[Items from a figure collection]
"""
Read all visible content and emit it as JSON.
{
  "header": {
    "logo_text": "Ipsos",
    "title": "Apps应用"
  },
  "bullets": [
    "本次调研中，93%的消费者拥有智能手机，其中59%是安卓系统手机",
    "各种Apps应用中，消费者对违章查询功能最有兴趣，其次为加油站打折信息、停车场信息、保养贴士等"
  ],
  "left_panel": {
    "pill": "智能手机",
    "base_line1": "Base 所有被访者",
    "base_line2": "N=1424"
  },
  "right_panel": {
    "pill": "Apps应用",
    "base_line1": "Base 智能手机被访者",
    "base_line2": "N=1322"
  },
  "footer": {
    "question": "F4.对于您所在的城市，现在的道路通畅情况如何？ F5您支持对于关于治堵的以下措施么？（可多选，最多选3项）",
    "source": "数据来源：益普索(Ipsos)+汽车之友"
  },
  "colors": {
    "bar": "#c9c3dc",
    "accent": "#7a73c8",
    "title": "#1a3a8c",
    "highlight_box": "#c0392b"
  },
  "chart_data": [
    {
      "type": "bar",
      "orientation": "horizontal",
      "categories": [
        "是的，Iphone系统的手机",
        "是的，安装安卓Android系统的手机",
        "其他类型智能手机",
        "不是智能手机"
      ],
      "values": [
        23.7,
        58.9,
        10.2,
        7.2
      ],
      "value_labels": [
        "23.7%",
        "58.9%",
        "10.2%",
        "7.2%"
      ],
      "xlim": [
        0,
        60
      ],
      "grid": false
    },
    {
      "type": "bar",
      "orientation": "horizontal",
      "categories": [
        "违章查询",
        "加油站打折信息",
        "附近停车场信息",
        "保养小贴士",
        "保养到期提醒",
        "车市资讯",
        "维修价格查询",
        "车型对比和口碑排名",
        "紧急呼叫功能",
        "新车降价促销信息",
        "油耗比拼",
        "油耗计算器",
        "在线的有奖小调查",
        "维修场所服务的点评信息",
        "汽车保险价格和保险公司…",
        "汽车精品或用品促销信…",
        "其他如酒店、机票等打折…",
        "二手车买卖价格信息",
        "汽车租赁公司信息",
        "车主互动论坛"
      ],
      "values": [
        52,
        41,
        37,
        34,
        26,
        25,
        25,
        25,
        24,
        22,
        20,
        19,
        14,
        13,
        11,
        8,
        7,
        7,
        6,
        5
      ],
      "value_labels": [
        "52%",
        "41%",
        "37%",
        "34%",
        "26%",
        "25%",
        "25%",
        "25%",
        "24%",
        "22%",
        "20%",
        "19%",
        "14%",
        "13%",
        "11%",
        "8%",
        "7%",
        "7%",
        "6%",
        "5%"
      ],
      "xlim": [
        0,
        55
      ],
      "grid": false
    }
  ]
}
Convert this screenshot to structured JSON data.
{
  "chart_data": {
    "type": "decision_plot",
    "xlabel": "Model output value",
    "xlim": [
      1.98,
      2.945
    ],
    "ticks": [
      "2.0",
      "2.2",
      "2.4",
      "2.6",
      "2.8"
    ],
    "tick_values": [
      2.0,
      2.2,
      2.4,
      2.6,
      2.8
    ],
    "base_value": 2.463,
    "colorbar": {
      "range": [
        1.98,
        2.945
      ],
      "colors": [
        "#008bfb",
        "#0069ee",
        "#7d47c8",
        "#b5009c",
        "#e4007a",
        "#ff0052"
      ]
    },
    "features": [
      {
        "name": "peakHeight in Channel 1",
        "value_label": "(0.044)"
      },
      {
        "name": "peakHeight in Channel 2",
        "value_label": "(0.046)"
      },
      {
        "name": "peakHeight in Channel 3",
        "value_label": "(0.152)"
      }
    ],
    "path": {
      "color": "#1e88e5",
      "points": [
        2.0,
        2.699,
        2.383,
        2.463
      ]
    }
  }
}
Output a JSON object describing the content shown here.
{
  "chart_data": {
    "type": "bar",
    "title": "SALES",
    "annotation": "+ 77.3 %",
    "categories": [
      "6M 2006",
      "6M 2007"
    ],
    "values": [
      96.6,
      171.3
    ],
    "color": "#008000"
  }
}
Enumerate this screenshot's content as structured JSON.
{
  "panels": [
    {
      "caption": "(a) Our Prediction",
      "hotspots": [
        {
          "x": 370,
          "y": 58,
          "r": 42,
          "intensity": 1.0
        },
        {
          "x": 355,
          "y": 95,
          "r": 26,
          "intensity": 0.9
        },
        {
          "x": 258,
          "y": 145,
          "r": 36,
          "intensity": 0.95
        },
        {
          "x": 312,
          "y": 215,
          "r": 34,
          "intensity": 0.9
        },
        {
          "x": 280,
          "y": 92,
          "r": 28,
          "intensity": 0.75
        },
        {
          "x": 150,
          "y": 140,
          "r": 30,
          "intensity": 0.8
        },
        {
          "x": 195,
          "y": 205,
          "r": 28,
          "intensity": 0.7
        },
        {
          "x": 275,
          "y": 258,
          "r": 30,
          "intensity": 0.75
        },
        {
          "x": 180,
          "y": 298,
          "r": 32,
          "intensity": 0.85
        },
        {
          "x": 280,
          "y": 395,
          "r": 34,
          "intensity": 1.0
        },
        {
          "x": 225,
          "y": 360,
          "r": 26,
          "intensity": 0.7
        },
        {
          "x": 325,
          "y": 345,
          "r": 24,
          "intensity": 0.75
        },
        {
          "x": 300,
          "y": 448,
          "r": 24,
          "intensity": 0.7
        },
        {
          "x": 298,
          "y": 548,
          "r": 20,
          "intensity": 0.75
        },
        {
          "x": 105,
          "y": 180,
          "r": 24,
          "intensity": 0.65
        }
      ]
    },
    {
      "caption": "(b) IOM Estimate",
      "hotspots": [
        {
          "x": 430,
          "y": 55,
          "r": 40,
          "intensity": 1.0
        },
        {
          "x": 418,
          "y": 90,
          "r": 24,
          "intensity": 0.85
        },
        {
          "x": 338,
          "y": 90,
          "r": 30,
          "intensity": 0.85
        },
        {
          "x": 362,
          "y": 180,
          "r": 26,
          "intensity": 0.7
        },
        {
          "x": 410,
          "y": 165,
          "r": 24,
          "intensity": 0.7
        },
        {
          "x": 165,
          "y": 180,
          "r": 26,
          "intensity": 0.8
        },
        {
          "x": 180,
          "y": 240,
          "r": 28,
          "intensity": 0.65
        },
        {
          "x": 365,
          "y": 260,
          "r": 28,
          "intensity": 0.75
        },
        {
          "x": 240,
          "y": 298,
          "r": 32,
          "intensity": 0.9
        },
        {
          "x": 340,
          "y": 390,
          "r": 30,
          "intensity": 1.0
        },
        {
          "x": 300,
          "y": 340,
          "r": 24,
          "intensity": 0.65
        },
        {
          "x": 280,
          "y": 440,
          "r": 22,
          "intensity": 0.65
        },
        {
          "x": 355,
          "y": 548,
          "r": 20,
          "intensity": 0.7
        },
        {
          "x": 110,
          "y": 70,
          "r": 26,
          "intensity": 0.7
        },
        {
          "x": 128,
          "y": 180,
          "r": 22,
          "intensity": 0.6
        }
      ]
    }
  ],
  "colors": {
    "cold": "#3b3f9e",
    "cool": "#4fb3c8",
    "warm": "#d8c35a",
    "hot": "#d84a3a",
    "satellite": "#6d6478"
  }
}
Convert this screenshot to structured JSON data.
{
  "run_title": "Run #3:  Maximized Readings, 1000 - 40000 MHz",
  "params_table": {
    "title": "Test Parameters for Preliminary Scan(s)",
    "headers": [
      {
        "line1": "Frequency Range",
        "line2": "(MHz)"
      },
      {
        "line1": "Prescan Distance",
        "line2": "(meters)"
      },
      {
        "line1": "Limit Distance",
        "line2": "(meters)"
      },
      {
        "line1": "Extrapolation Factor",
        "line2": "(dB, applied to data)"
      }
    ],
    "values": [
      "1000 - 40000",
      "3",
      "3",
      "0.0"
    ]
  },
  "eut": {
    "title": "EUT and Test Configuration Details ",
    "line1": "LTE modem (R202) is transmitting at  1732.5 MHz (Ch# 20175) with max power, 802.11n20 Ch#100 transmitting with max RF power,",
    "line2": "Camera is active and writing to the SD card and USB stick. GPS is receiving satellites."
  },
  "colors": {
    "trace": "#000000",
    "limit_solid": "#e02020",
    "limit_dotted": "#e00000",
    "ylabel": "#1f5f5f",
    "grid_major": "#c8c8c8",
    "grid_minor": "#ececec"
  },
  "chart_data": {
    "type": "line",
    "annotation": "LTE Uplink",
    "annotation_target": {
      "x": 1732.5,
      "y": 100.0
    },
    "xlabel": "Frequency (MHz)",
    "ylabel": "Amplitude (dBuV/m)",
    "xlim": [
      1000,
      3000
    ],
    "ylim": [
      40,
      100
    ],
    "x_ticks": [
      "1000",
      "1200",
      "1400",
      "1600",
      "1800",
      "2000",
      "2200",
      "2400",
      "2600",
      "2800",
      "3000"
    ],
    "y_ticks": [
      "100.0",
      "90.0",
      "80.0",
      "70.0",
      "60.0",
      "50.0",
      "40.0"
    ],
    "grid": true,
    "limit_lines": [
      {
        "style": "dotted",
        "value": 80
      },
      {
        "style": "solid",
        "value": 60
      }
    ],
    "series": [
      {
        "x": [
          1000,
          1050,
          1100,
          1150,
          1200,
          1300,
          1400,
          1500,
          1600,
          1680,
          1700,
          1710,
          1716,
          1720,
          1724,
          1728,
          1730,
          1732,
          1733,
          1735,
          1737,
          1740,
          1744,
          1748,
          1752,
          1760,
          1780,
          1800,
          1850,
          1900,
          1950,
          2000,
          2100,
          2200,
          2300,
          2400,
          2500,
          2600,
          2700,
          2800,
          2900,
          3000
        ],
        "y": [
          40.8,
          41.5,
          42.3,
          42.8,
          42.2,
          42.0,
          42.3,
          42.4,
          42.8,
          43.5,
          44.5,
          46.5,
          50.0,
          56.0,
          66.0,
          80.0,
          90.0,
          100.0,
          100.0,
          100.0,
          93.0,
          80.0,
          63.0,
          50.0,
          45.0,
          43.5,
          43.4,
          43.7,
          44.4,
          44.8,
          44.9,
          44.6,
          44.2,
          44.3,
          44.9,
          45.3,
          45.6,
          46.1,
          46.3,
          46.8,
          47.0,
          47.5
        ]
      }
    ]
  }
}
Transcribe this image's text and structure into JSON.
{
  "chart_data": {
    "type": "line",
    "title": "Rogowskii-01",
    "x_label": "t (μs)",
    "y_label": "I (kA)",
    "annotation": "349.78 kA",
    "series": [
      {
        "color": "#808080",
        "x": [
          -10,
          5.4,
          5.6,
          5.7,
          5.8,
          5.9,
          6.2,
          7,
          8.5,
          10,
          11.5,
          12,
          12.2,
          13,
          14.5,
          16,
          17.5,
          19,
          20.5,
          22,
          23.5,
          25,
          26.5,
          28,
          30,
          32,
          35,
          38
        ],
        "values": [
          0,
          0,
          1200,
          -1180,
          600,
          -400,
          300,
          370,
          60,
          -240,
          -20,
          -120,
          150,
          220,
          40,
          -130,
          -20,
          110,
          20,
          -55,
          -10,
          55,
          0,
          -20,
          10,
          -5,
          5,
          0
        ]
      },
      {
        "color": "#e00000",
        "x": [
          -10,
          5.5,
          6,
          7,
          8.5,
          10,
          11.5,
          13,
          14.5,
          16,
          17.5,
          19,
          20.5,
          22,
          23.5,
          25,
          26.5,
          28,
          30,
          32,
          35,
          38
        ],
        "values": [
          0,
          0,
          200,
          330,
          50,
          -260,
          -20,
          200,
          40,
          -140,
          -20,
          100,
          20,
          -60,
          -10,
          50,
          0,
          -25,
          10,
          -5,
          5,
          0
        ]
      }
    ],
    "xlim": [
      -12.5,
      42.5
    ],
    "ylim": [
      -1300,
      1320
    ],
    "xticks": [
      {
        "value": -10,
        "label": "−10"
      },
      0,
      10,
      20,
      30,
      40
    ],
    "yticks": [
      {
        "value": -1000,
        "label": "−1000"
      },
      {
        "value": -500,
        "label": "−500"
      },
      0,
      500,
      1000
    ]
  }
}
"""
▸ DIRECTIONS FOR THIS TASK: Gather each line from the entries above that includes the word "ylabel".

▸ TASK OUTPUT:
    "ylabel": "#1f5f5f",
    "ylabel": "Amplitude (dBuV/m)",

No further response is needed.